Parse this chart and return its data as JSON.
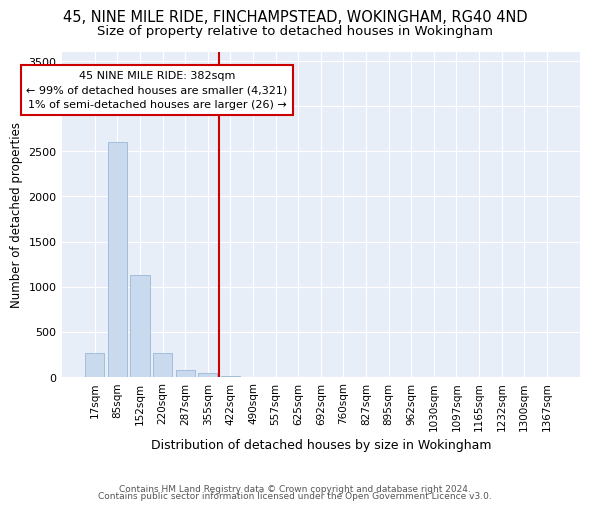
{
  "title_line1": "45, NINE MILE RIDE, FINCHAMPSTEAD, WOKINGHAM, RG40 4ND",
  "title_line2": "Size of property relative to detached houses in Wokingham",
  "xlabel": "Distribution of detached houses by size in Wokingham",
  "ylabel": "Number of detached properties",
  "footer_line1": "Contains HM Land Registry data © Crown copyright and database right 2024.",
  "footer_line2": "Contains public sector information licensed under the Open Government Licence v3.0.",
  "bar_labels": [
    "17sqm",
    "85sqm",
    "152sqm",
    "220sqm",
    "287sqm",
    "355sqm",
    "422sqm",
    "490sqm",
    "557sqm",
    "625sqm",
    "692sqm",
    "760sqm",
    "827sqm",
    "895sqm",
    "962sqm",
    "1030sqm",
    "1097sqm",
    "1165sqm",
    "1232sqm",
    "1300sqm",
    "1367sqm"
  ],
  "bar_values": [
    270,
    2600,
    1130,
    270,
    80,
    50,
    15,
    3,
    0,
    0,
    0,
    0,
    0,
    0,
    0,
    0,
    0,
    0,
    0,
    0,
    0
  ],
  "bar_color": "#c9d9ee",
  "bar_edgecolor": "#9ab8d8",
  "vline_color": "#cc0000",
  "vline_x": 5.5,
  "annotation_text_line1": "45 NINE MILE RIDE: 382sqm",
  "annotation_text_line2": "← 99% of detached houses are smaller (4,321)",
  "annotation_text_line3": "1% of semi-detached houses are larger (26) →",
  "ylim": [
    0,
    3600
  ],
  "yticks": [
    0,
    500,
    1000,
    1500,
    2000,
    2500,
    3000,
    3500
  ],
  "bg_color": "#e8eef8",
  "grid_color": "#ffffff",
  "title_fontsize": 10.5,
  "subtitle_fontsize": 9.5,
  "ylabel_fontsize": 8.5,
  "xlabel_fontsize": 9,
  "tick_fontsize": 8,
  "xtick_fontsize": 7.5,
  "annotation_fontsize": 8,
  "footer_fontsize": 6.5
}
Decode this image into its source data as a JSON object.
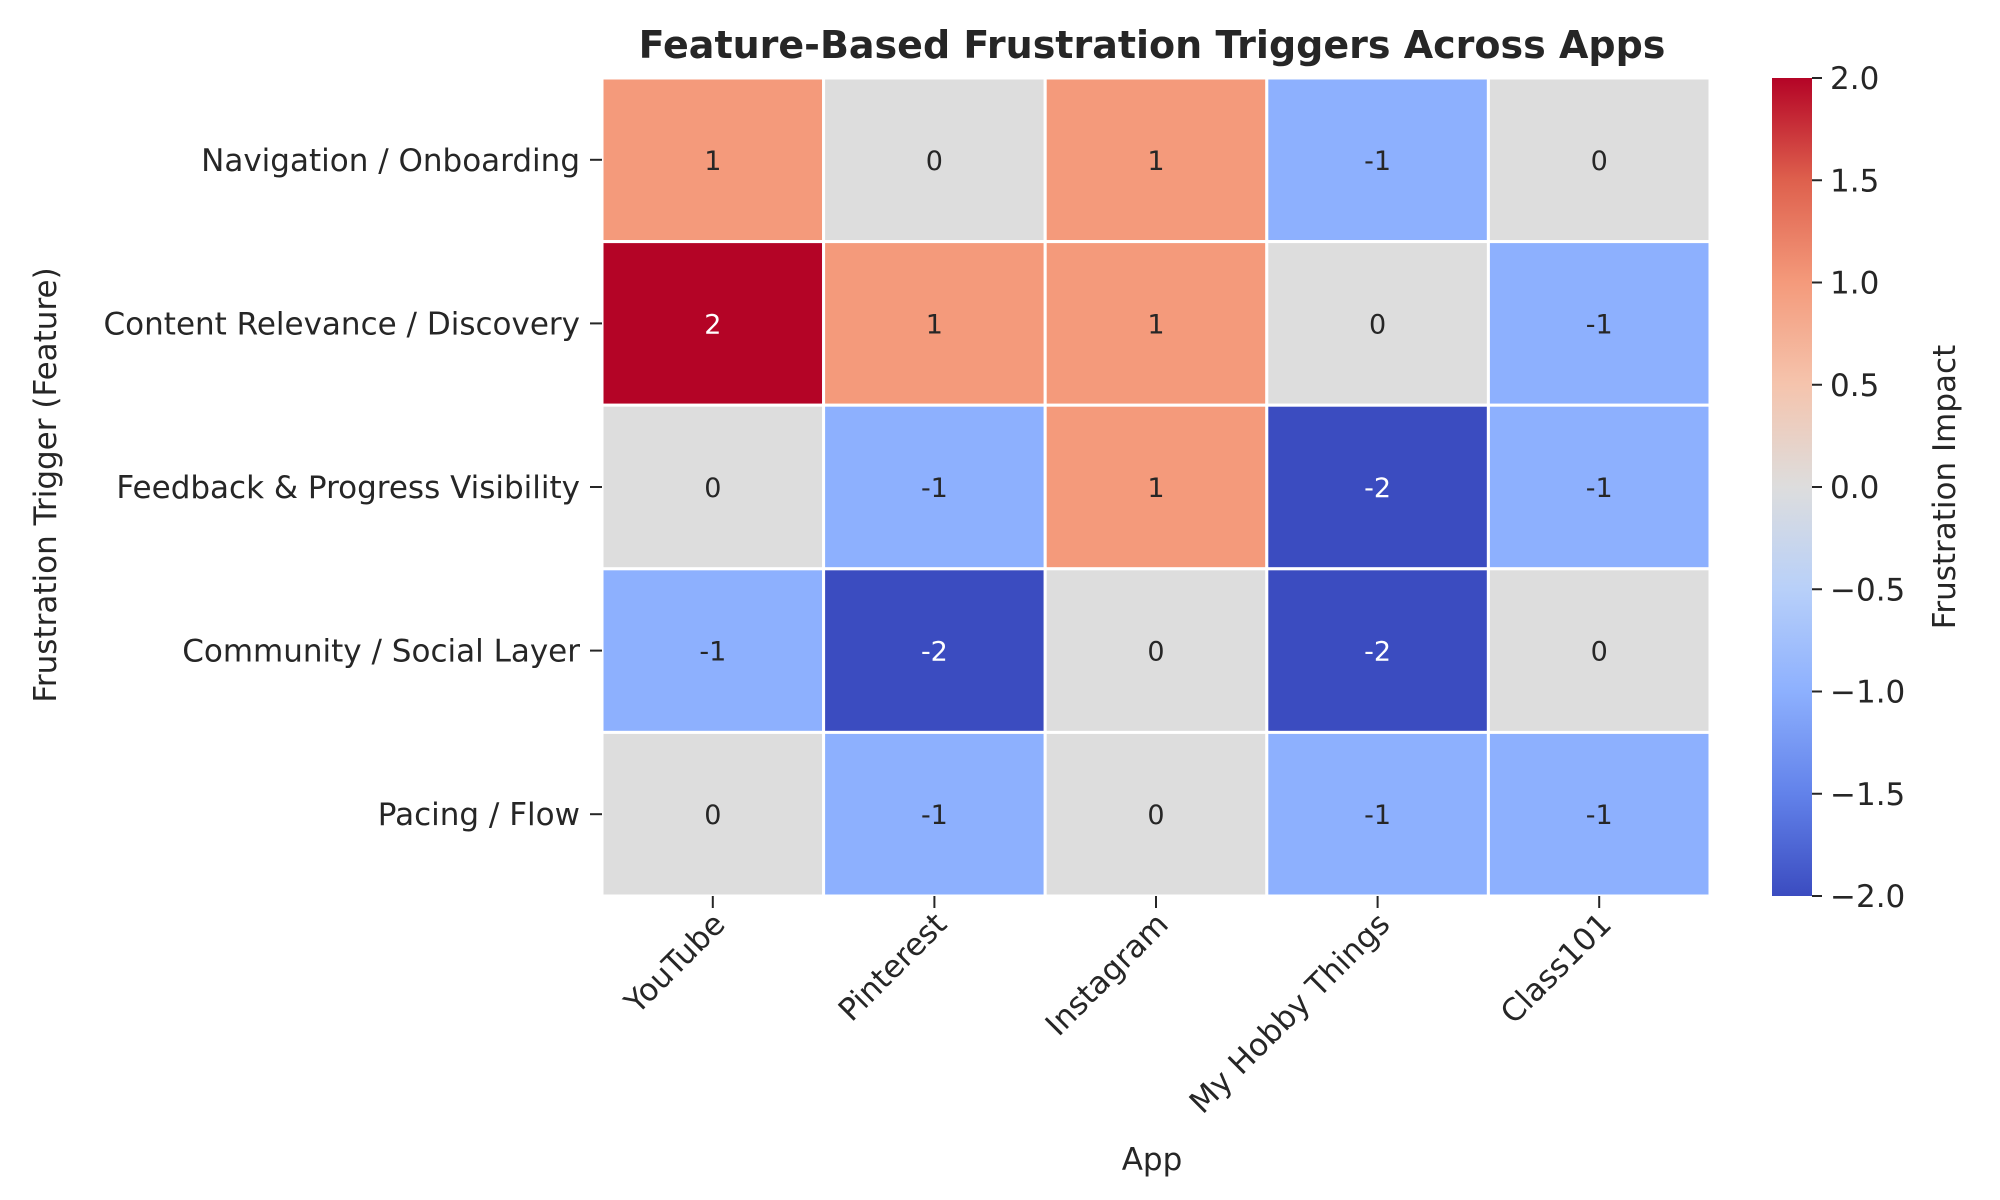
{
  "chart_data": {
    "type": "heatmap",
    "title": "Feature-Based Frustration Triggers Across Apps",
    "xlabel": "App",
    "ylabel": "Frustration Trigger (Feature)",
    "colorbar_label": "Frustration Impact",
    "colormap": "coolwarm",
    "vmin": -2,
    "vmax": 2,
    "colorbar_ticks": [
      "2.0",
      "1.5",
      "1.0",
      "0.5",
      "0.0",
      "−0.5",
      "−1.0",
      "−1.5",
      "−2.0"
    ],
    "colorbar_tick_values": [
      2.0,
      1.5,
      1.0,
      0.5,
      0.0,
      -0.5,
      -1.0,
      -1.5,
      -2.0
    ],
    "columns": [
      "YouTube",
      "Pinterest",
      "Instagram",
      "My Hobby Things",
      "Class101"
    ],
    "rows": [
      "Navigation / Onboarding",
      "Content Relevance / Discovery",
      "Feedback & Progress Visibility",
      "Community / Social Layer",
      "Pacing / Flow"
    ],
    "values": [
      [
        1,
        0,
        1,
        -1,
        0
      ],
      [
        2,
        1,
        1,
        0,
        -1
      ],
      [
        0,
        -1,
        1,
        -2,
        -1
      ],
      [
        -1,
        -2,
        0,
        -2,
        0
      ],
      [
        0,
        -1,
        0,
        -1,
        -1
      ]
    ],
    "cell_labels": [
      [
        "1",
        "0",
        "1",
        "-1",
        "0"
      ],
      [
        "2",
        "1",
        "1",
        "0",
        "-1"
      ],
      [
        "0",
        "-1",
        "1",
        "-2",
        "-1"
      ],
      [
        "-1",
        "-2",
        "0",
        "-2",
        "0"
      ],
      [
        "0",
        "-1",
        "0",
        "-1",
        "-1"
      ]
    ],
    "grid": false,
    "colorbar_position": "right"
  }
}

REQUIRED TASK:
Make an exact copy of all the material, but keep the pictures out of it.

SOLUTION TO THIS TASK:
Parse this chart and return its data as JSON.
{
  "title_line1": "45, NINE MILE RIDE, FINCHAMPSTEAD, WOKINGHAM, RG40 4ND",
  "title_line2": "Size of property relative to detached houses in Wokingham",
  "xlabel": "Distribution of detached houses by size in Wokingham",
  "ylabel": "Number of detached properties",
  "footer_line1": "Contains HM Land Registry data © Crown copyright and database right 2024.",
  "footer_line2": "Contains public sector information licensed under the Open Government Licence v3.0.",
  "bar_labels": [
    "17sqm",
    "85sqm",
    "152sqm",
    "220sqm",
    "287sqm",
    "355sqm",
    "422sqm",
    "490sqm",
    "557sqm",
    "625sqm",
    "692sqm",
    "760sqm",
    "827sqm",
    "895sqm",
    "962sqm",
    "1030sqm",
    "1097sqm",
    "1165sqm",
    "1232sqm",
    "1300sqm",
    "1367sqm"
  ],
  "bar_values": [
    270,
    2600,
    1130,
    270,
    80,
    50,
    15,
    3,
    0,
    0,
    0,
    0,
    0,
    0,
    0,
    0,
    0,
    0,
    0,
    0,
    0
  ],
  "bar_color": "#c9d9ee",
  "bar_edgecolor": "#9ab8d8",
  "vline_color": "#cc0000",
  "vline_x": 5.5,
  "annotation_text_line1": "45 NINE MILE RIDE: 382sqm",
  "annotation_text_line2": "← 99% of detached houses are smaller (4,321)",
  "annotation_text_line3": "1% of semi-detached houses are larger (26) →",
  "ylim": [
    0,
    3600
  ],
  "yticks": [
    0,
    500,
    1000,
    1500,
    2000,
    2500,
    3000,
    3500
  ],
  "bg_color": "#e8eef8",
  "grid_color": "#ffffff",
  "title_fontsize": 10.5,
  "subtitle_fontsize": 9.5,
  "ylabel_fontsize": 8.5,
  "xlabel_fontsize": 9,
  "tick_fontsize": 8,
  "xtick_fontsize": 7.5,
  "annotation_fontsize": 8,
  "footer_fontsize": 6.5
}
Decode this image into its source data as a JSON object.
{
  "chart_data": {
    "type": "heatmap",
    "title": "Feature-Based Frustration Triggers Across Apps",
    "xlabel": "App",
    "ylabel": "Frustration Trigger (Feature)",
    "colorbar_label": "Frustration Impact",
    "colormap": "coolwarm",
    "vmin": -2,
    "vmax": 2,
    "colorbar_ticks": [
      "2.0",
      "1.5",
      "1.0",
      "0.5",
      "0.0",
      "−0.5",
      "−1.0",
      "−1.5",
      "−2.0"
    ],
    "colorbar_tick_values": [
      2.0,
      1.5,
      1.0,
      0.5,
      0.0,
      -0.5,
      -1.0,
      -1.5,
      -2.0
    ],
    "columns": [
      "YouTube",
      "Pinterest",
      "Instagram",
      "My Hobby Things",
      "Class101"
    ],
    "rows": [
      "Navigation / Onboarding",
      "Content Relevance / Discovery",
      "Feedback & Progress Visibility",
      "Community / Social Layer",
      "Pacing / Flow"
    ],
    "values": [
      [
        1,
        0,
        1,
        -1,
        0
      ],
      [
        2,
        1,
        1,
        0,
        -1
      ],
      [
        0,
        -1,
        1,
        -2,
        -1
      ],
      [
        -1,
        -2,
        0,
        -2,
        0
      ],
      [
        0,
        -1,
        0,
        -1,
        -1
      ]
    ],
    "cell_labels": [
      [
        "1",
        "0",
        "1",
        "-1",
        "0"
      ],
      [
        "2",
        "1",
        "1",
        "0",
        "-1"
      ],
      [
        "0",
        "-1",
        "1",
        "-2",
        "-1"
      ],
      [
        "-1",
        "-2",
        "0",
        "-2",
        "0"
      ],
      [
        "0",
        "-1",
        "0",
        "-1",
        "-1"
      ]
    ],
    "grid": false,
    "colorbar_position": "right"
  }
}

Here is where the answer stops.